What you are asked to do:
Copy out all lines that carry the word "JavaScript".
■ ■ ■
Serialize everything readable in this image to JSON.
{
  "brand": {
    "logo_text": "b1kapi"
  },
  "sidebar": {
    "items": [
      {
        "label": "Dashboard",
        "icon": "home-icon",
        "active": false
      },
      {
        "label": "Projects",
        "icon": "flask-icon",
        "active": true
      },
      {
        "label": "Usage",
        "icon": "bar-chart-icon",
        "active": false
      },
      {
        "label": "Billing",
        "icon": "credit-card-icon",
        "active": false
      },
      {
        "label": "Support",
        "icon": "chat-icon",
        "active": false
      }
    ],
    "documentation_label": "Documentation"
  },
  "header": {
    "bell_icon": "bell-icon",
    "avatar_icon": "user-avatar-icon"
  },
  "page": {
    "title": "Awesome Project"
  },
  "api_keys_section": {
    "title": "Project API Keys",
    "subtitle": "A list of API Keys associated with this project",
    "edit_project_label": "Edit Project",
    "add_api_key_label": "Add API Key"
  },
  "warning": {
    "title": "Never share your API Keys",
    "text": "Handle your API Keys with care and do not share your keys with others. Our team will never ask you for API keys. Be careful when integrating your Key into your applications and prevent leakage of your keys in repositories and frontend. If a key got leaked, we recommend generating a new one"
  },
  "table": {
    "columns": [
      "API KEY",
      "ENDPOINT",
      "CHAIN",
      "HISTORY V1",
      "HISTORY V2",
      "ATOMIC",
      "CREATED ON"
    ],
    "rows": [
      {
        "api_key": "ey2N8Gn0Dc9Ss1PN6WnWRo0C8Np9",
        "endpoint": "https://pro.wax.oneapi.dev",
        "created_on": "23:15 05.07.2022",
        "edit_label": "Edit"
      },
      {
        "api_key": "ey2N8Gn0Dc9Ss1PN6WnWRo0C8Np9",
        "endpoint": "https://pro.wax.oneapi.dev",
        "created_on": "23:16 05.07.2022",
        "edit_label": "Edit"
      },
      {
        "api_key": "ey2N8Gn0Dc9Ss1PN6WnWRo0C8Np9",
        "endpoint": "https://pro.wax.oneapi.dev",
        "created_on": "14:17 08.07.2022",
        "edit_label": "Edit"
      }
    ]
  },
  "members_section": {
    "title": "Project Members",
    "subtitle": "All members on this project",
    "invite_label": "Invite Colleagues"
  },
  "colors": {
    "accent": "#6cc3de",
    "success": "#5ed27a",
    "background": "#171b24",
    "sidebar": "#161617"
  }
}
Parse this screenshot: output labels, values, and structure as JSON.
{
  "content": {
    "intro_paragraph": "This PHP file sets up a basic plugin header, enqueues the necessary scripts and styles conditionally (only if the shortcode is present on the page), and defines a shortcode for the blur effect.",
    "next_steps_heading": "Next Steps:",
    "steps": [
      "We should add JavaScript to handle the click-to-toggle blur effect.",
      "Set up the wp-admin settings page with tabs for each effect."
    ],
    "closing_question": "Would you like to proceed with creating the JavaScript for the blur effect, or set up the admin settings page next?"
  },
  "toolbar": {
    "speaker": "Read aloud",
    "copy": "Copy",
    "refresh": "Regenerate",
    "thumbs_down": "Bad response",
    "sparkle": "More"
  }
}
■ ■ ■
Correct response:
      "We should add JavaScript to handle the click-to-toggle blur effect.",
    "closing_question": "Would you like to proceed with creating the JavaScript for the blur effect, or set up the admin settings page next?"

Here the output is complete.